## Extracts from a graphics dataset

--

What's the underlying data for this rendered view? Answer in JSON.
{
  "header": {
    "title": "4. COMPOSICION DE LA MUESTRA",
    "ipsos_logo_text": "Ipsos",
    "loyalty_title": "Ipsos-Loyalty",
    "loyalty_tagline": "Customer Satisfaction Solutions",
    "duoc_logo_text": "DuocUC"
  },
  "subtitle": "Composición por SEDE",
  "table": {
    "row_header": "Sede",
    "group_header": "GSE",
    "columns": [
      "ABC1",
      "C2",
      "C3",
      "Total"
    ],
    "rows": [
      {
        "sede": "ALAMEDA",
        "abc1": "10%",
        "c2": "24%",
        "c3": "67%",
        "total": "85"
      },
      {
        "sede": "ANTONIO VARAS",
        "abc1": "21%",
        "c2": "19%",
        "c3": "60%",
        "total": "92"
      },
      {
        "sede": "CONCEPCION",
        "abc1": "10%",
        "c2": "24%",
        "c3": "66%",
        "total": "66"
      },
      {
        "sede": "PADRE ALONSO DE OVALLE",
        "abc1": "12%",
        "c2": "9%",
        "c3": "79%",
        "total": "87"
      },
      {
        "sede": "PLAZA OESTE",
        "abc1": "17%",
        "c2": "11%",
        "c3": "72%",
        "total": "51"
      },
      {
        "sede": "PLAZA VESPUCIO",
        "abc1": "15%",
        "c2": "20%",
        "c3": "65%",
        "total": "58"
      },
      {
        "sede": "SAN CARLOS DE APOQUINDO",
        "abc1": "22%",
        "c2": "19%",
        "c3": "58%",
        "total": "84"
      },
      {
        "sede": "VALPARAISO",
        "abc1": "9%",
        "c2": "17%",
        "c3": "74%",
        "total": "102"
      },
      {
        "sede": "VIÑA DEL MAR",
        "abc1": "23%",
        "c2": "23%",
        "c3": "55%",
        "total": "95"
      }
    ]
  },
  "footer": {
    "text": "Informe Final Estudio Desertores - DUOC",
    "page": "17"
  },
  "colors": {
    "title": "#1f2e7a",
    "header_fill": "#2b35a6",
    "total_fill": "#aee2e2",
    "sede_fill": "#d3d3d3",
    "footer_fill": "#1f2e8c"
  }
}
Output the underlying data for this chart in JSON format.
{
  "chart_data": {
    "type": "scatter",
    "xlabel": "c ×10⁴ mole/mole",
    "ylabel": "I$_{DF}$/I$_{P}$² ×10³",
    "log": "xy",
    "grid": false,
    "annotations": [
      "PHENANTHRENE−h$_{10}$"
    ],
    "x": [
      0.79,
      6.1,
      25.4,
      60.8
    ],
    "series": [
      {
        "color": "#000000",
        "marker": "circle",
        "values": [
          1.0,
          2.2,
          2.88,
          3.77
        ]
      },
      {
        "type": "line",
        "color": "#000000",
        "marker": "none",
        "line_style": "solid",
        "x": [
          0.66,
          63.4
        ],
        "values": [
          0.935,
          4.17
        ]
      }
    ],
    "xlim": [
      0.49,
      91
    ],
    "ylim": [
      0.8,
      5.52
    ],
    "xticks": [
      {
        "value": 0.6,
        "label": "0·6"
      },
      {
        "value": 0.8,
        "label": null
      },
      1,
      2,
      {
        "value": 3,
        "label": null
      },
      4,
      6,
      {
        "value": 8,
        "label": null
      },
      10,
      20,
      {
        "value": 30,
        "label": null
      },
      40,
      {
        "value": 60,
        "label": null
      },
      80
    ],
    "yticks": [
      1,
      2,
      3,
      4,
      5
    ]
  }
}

--

## Short exercise
Every line above that contains the word "underlying" should be reported.

## Answer below
What's the underlying data for this rendered view? Answer in JSON.
Output the underlying data for this chart in JSON format.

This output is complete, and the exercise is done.